[Data records]

--- start ---

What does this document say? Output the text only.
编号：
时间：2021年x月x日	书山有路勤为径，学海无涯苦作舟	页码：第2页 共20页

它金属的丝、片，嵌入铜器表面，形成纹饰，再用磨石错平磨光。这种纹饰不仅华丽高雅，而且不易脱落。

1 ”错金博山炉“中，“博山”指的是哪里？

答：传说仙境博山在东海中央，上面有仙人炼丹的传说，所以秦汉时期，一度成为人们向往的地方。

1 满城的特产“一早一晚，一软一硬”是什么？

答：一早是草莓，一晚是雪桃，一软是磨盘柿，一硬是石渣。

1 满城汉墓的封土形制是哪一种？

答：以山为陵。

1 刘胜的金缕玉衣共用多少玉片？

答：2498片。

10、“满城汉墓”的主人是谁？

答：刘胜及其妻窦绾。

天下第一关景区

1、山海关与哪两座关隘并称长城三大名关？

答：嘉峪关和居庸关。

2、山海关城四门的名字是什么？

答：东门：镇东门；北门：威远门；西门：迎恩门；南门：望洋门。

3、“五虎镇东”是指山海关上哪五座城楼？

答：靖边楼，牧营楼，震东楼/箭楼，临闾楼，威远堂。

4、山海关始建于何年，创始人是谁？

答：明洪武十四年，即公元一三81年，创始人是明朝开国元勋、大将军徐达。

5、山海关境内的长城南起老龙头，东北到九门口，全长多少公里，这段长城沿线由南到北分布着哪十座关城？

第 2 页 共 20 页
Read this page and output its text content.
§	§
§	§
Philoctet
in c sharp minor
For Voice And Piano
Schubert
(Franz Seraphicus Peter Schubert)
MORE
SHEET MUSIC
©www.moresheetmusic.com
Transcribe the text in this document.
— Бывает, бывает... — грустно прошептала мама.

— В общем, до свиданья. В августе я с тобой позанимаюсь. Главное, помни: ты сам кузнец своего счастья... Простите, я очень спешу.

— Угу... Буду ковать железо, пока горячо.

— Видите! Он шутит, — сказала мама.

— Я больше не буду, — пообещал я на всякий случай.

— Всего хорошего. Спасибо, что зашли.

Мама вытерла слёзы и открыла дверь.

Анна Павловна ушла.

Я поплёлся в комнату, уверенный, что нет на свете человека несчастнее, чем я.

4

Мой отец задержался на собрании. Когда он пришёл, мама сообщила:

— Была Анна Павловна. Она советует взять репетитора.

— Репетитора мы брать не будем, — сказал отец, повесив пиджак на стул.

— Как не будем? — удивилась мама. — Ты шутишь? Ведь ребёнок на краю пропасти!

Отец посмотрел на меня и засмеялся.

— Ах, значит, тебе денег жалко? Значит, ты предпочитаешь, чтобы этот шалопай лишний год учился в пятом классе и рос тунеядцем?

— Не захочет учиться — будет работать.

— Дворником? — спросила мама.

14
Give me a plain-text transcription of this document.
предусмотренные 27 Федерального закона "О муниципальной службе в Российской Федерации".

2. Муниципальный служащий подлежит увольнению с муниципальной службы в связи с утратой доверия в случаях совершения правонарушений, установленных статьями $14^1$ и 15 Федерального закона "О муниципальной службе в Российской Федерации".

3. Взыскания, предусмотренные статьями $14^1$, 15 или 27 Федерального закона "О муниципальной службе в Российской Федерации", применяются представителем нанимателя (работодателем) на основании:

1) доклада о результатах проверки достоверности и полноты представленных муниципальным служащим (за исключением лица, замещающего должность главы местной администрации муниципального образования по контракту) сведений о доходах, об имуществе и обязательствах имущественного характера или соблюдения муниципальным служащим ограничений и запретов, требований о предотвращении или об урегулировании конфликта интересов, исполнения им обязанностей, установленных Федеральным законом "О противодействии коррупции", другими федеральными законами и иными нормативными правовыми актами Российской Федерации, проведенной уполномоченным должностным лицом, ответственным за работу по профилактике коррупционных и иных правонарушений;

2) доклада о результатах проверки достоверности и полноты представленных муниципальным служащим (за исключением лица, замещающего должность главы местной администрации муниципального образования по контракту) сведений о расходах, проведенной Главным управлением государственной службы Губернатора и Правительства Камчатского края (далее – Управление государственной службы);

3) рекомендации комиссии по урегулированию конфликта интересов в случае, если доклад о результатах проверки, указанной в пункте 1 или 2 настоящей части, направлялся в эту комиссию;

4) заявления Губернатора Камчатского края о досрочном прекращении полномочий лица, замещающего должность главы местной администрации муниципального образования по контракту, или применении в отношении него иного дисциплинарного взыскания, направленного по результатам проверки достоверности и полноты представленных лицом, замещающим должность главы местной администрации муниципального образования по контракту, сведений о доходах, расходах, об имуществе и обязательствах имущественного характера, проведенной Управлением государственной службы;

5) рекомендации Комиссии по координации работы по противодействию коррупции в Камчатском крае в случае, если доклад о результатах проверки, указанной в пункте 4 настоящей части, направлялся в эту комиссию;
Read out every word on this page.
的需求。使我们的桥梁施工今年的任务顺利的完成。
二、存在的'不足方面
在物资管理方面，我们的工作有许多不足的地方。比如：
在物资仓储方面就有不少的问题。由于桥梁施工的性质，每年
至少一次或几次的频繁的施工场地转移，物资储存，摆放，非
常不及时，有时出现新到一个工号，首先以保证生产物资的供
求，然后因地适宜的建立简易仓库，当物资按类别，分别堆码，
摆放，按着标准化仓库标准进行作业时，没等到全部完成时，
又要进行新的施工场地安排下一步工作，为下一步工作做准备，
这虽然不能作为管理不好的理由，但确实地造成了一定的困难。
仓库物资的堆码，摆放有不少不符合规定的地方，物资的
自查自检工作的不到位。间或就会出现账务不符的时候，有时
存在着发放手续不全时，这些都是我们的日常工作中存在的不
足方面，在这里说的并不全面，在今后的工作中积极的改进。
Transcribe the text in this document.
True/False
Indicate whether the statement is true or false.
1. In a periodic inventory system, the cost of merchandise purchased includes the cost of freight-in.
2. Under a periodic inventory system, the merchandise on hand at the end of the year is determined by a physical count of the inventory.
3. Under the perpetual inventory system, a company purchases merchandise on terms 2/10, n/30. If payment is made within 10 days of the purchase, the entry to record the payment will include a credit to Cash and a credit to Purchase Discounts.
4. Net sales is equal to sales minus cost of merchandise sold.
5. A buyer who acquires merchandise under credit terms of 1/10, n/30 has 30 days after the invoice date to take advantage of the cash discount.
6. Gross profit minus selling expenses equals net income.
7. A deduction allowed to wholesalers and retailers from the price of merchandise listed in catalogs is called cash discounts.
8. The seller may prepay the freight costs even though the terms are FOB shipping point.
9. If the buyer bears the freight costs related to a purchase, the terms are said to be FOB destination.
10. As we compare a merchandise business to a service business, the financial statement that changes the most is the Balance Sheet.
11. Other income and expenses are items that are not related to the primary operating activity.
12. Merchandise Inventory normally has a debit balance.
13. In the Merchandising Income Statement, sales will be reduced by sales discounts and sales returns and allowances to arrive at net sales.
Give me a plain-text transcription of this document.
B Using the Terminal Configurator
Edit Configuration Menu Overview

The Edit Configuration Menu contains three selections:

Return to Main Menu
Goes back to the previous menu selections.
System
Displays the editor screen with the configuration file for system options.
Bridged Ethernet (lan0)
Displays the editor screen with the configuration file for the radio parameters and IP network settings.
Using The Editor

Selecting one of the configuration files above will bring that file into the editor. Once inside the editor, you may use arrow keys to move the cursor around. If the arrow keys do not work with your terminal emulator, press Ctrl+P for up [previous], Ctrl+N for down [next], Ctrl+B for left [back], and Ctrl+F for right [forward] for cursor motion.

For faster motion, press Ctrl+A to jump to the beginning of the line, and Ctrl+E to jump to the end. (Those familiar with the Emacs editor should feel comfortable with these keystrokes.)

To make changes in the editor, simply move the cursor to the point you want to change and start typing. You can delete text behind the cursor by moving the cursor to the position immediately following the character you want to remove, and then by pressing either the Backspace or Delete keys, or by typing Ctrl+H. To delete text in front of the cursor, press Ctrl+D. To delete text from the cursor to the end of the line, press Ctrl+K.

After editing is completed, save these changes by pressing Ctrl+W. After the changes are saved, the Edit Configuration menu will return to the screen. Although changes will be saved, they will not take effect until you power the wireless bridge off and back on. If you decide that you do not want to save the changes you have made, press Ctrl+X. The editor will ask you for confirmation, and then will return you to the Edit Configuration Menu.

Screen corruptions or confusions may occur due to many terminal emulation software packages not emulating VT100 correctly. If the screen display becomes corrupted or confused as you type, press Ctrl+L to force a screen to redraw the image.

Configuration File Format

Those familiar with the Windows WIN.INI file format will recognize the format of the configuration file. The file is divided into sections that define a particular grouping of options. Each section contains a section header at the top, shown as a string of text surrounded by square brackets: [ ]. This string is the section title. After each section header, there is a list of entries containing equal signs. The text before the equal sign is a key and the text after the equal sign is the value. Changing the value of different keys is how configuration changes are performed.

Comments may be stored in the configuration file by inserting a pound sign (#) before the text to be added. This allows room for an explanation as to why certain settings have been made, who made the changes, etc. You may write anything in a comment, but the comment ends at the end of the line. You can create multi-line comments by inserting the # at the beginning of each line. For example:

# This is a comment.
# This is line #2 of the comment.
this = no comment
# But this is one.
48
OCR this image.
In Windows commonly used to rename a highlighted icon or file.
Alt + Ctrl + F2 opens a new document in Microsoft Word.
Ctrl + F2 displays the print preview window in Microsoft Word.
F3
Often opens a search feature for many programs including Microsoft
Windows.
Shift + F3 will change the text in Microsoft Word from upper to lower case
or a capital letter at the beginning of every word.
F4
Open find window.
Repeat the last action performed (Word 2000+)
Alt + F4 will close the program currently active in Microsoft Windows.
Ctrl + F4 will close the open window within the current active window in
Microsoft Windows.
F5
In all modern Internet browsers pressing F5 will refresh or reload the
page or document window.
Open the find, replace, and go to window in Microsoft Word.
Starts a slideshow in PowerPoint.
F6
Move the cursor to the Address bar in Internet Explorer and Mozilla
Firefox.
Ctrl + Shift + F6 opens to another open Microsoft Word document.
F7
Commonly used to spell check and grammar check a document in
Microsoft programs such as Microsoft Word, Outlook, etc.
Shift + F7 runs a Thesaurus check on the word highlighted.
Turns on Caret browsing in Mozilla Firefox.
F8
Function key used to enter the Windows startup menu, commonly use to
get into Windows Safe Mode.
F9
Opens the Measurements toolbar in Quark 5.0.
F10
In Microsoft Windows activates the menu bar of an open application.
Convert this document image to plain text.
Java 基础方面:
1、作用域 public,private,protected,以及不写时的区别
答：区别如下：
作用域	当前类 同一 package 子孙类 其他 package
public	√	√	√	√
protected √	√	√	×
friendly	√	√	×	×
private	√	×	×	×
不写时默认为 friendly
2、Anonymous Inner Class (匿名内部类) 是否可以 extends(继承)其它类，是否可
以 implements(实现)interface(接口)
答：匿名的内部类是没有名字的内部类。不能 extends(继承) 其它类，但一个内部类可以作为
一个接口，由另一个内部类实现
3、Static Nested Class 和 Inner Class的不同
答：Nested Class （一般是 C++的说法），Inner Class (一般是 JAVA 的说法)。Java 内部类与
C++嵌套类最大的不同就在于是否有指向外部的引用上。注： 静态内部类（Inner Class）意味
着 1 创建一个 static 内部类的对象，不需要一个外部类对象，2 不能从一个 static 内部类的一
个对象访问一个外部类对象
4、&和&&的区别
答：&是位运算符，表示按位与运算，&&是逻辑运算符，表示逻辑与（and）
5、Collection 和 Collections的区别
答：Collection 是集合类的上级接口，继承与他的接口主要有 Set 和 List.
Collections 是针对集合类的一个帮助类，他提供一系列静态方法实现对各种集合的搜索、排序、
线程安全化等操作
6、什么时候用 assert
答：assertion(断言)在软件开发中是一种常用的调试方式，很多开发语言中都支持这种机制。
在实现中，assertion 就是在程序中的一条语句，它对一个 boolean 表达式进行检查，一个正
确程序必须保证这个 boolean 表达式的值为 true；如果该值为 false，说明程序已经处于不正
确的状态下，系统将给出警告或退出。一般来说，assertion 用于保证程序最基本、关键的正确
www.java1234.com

--- end ---

Task directions: From the line holding "Convert this document image to plain text." down to the final line above, quote every line exactly and only those lines.

Written solution:
Convert this document image to plain text.
Java 基础方面:
1、作用域 public,private,protected,以及不写时的区别
答：区别如下：
作用域	当前类 同一 package 子孙类 其他 package
public	√	√	√	√
protected √	√	√	×
friendly	√	√	×	×
private	√	×	×	×
不写时默认为 friendly
2、Anonymous Inner Class (匿名内部类) 是否可以 extends(继承)其它类，是否可
以 implements(实现)interface(接口)
答：匿名的内部类是没有名字的内部类。不能 extends(继承) 其它类，但一个内部类可以作为
一个接口，由另一个内部类实现
3、Static Nested Class 和 Inner Class的不同
答：Nested Class （一般是 C++的说法），Inner Class (一般是 JAVA 的说法)。Java 内部类与
C++嵌套类最大的不同就在于是否有指向外部的引用上。注： 静态内部类（Inner Class）意味
着 1 创建一个 static 内部类的对象，不需要一个外部类对象，2 不能从一个 static 内部类的一
个对象访问一个外部类对象
4、&和&&的区别
答：&是位运算符，表示按位与运算，&&是逻辑运算符，表示逻辑与（and）
5、Collection 和 Collections的区别
答：Collection 是集合类的上级接口，继承与他的接口主要有 Set 和 List.
Collections 是针对集合类的一个帮助类，他提供一系列静态方法实现对各种集合的搜索、排序、
线程安全化等操作
6、什么时候用 assert
答：assertion(断言)在软件开发中是一种常用的调试方式，很多开发语言中都支持这种机制。
在实现中，assertion 就是在程序中的一条语句，它对一个 boolean 表达式进行检查，一个正
确程序必须保证这个 boolean 表达式的值为 true；如果该值为 false，说明程序已经处于不正
确的状态下，系统将给出警告或退出。一般来说，assertion 用于保证程序最基本、关键的正确
www.java1234.com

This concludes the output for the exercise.